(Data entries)
┄┄┄┄┄┄

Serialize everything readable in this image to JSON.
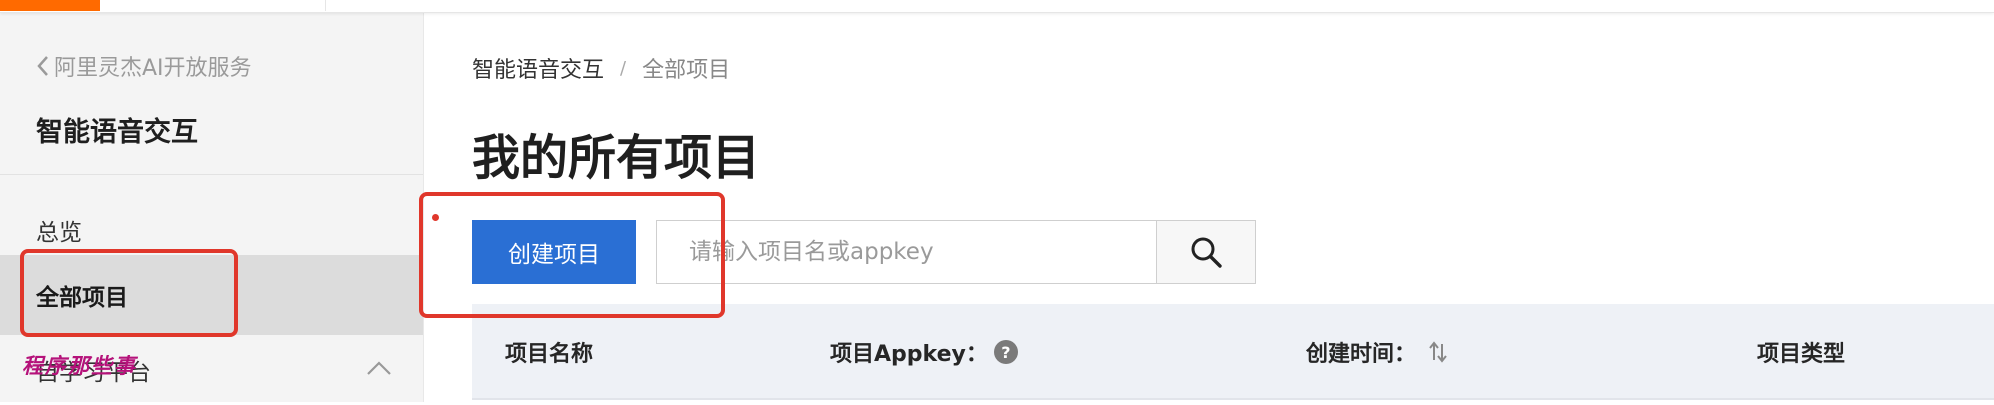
{
  "sidebar": {
    "back_label": "阿里灵杰AI开放服务",
    "product_title": "智能语音交互",
    "items": [
      {
        "label": "总览"
      },
      {
        "label": "全部项目",
        "active": true
      },
      {
        "label": "自学习平台",
        "expanded": true,
        "icon": "chevron-up-icon"
      }
    ]
  },
  "watermark": "程序那些事",
  "breadcrumb": {
    "root": "智能语音交互",
    "separator": "/",
    "current": "全部项目"
  },
  "page_title": "我的所有项目",
  "toolbar": {
    "create_label": "创建项目",
    "search_placeholder": "请输入项目名或appkey",
    "search_icon": "search-icon"
  },
  "table": {
    "columns": [
      {
        "label": "项目名称"
      },
      {
        "label": "项目Appkey：",
        "icon": "help-icon"
      },
      {
        "label": "创建时间：",
        "icon": "sort-icon"
      },
      {
        "label": "项目类型"
      }
    ]
  },
  "colors": {
    "accent": "#ff6a00",
    "primary_button": "#2a6fd4",
    "annotation": "#e0372b",
    "table_header_bg": "#eef1f6"
  }
}
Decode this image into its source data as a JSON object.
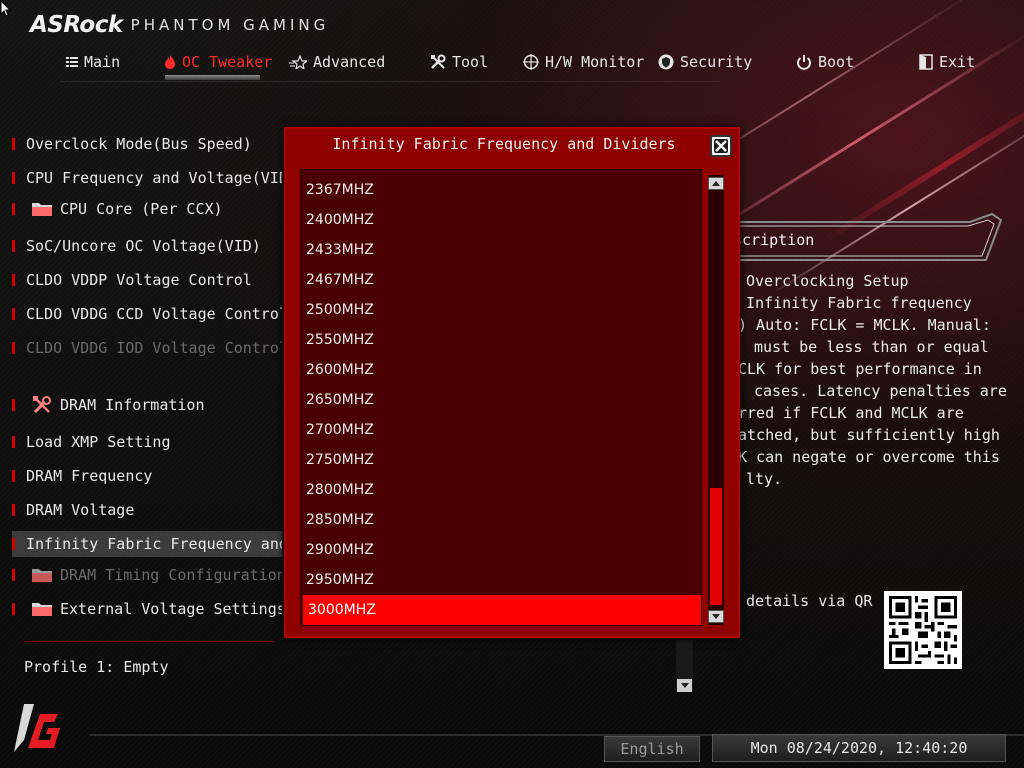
{
  "brand": {
    "name": "ASRock",
    "sub": "PHANTOM GAMING"
  },
  "menu": [
    {
      "label": "Main",
      "icon": "list-icon"
    },
    {
      "label": "OC Tweaker",
      "icon": "flame-icon",
      "active": true
    },
    {
      "label": "Advanced",
      "icon": "star-icon"
    },
    {
      "label": "Tool",
      "icon": "tools-icon"
    },
    {
      "label": "H/W Monitor",
      "icon": "crosshair-icon"
    },
    {
      "label": "Security",
      "icon": "shield-icon"
    },
    {
      "label": "Boot",
      "icon": "power-icon"
    },
    {
      "label": "Exit",
      "icon": "exit-icon"
    }
  ],
  "options": [
    {
      "label": "Overclock Mode(Bus Speed)"
    },
    {
      "label": "CPU Frequency and Voltage(VID) Ch"
    },
    {
      "label": "CPU Core (Per CCX)",
      "icon": "folder-icon"
    },
    {
      "label": "SoC/Uncore OC Voltage(VID)"
    },
    {
      "label": "CLDO VDDP Voltage Control"
    },
    {
      "label": "CLDO VDDG CCD Voltage Control"
    },
    {
      "label": "CLDO VDDG IOD Voltage Control",
      "disabled": true
    },
    {
      "label": "DRAM Information",
      "icon": "tools-icon"
    },
    {
      "label": "Load XMP Setting"
    },
    {
      "label": "DRAM Frequency"
    },
    {
      "label": "DRAM Voltage"
    },
    {
      "label": "Infinity Fabric Frequency and Di",
      "selected": true
    },
    {
      "label": "DRAM Timing Configuration",
      "icon": "folder-icon",
      "disabled": true
    },
    {
      "label": "External Voltage Settings and",
      "icon": "folder-icon"
    }
  ],
  "profile": "Profile 1: Empty",
  "description": {
    "title": "scription",
    "lines": [
      "Overclocking Setup",
      "Infinity Fabric frequency",
      ") Auto: FCLK = MCLK. Manual:",
      "must be less than or equal",
      "CLK for best performance in",
      "cases. Latency penalties are",
      "rred if FCLK and MCLK are",
      "atched, but sufficiently high",
      "K can negate or overcome this",
      "lty."
    ],
    "qr_label": "details via QR"
  },
  "modal": {
    "title": "Infinity Fabric Frequency and Dividers",
    "items": [
      "2367MHZ",
      "2400MHZ",
      "2433MHZ",
      "2467MHZ",
      "2500MHZ",
      "2550MHZ",
      "2600MHZ",
      "2650MHZ",
      "2700MHZ",
      "2750MHZ",
      "2800MHZ",
      "2850MHZ",
      "2900MHZ",
      "2950MHZ",
      "3000MHZ"
    ],
    "selected": "3000MHZ"
  },
  "footer": {
    "language": "English",
    "datetime": "Mon 08/24/2020, 12:40:20"
  },
  "colors": {
    "accent": "#ff0000",
    "modal_bg": "#8e0000",
    "list_bg": "#4a0000"
  }
}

┄┄┄┄┄┄

Collect the lines of the records that include the string "image".

SOLUTION TO THE PROBLEM:
Serialize everything readable in this image to JSON.
Decode this image into its source data as a JSON object.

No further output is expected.